### SET EXERCISE
Reproduce each line exactly. Skip none.

---+---

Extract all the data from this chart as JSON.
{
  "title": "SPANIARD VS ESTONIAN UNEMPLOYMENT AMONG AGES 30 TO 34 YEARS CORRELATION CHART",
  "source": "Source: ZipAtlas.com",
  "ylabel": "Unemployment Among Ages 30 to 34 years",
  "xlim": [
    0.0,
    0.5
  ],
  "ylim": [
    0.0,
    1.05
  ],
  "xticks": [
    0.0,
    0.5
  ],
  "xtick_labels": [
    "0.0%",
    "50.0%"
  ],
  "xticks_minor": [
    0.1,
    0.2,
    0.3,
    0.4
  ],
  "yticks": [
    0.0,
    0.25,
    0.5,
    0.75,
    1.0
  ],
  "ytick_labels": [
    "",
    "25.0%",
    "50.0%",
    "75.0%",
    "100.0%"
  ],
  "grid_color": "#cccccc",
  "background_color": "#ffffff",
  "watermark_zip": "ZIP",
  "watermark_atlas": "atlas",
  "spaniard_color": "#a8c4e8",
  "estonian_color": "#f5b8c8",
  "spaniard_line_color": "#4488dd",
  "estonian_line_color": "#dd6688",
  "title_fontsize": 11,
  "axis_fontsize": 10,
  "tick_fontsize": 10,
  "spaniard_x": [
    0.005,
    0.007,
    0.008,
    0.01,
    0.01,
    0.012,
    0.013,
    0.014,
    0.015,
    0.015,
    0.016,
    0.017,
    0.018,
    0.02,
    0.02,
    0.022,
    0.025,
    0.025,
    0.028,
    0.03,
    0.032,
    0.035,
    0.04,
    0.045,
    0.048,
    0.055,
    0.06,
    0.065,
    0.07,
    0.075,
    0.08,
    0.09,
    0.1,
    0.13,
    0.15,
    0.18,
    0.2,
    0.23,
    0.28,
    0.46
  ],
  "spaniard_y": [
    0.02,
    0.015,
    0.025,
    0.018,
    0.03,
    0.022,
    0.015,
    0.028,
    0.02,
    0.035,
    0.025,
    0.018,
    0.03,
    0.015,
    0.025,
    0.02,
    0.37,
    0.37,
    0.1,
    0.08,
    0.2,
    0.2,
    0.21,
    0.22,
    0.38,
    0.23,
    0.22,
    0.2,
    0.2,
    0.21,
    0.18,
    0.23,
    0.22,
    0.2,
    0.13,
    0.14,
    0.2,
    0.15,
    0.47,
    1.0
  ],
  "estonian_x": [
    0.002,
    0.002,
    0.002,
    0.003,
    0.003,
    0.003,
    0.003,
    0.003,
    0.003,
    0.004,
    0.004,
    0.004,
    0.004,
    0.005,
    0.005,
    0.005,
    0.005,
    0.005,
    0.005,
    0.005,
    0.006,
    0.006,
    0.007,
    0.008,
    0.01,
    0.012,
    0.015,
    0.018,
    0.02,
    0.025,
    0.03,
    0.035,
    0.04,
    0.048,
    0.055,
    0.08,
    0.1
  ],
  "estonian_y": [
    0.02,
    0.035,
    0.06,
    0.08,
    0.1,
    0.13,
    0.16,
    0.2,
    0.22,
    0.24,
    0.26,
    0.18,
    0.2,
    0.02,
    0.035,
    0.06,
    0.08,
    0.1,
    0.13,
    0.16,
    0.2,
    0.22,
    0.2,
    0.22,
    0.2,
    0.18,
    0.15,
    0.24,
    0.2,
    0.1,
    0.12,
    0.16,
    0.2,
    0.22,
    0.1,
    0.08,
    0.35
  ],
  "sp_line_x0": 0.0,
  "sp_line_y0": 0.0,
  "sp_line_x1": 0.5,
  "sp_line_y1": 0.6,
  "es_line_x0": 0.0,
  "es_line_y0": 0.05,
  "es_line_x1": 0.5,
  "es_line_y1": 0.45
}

---+---

### RESPONSE TO THIS EXERCISE
Extract all the data from this chart as JSON.
{
  "title": "SPANIARD VS ESTONIAN UNEMPLOYMENT AMONG AGES 30 TO 34 YEARS CORRELATION CHART",
  "source": "Source: ZipAtlas.com",
  "ylabel": "Unemployment Among Ages 30 to 34 years",
  "xlim": [
    0.0,
    0.5
  ],
  "ylim": [
    0.0,
    1.05
  ],
  "xticks": [
    0.0,
    0.5
  ],
  "xtick_labels": [
    "0.0%",
    "50.0%"
  ],
  "xticks_minor": [
    0.1,
    0.2,
    0.3,
    0.4
  ],
  "yticks": [
    0.0,
    0.25,
    0.5,
    0.75,
    1.0
  ],
  "ytick_labels": [
    "",
    "25.0%",
    "50.0%",
    "75.0%",
    "100.0%"
  ],
  "grid_color": "#cccccc",
  "background_color": "#ffffff",
  "watermark_zip": "ZIP",
  "watermark_atlas": "atlas",
  "spaniard_color": "#a8c4e8",
  "estonian_color": "#f5b8c8",
  "spaniard_line_color": "#4488dd",
  "estonian_line_color": "#dd6688",
  "title_fontsize": 11,
  "axis_fontsize": 10,
  "tick_fontsize": 10,
  "spaniard_x": [
    0.005,
    0.007,
    0.008,
    0.01,
    0.01,
    0.012,
    0.013,
    0.014,
    0.015,
    0.015,
    0.016,
    0.017,
    0.018,
    0.02,
    0.02,
    0.022,
    0.025,
    0.025,
    0.028,
    0.03,
    0.032,
    0.035,
    0.04,
    0.045,
    0.048,
    0.055,
    0.06,
    0.065,
    0.07,
    0.075,
    0.08,
    0.09,
    0.1,
    0.13,
    0.15,
    0.18,
    0.2,
    0.23,
    0.28,
    0.46
  ],
  "spaniard_y": [
    0.02,
    0.015,
    0.025,
    0.018,
    0.03,
    0.022,
    0.015,
    0.028,
    0.02,
    0.035,
    0.025,
    0.018,
    0.03,
    0.015,
    0.025,
    0.02,
    0.37,
    0.37,
    0.1,
    0.08,
    0.2,
    0.2,
    0.21,
    0.22,
    0.38,
    0.23,
    0.22,
    0.2,
    0.2,
    0.21,
    0.18,
    0.23,
    0.22,
    0.2,
    0.13,
    0.14,
    0.2,
    0.15,
    0.47,
    1.0
  ],
  "estonian_x": [
    0.002,
    0.002,
    0.002,
    0.003,
    0.003,
    0.003,
    0.003,
    0.003,
    0.003,
    0.004,
    0.004,
    0.004,
    0.004,
    0.005,
    0.005,
    0.005,
    0.005,
    0.005,
    0.005,
    0.005,
    0.006,
    0.006,
    0.007,
    0.008,
    0.01,
    0.012,
    0.015,
    0.018,
    0.02,
    0.025,
    0.03,
    0.035,
    0.04,
    0.048,
    0.055,
    0.08,
    0.1
  ],
  "estonian_y": [
    0.02,
    0.035,
    0.06,
    0.08,
    0.1,
    0.13,
    0.16,
    0.2,
    0.22,
    0.24,
    0.26,
    0.18,
    0.2,
    0.02,
    0.035,
    0.06,
    0.08,
    0.1,
    0.13,
    0.16,
    0.2,
    0.22,
    0.2,
    0.22,
    0.2,
    0.18,
    0.15,
    0.24,
    0.2,
    0.1,
    0.12,
    0.16,
    0.2,
    0.22,
    0.1,
    0.08,
    0.35
  ],
  "sp_line_x0": 0.0,
  "sp_line_y0": 0.0,
  "sp_line_x1": 0.5,
  "sp_line_y1": 0.6,
  "es_line_x0": 0.0,
  "es_line_y0": 0.05,
  "es_line_x1": 0.5,
  "es_line_y1": 0.45
}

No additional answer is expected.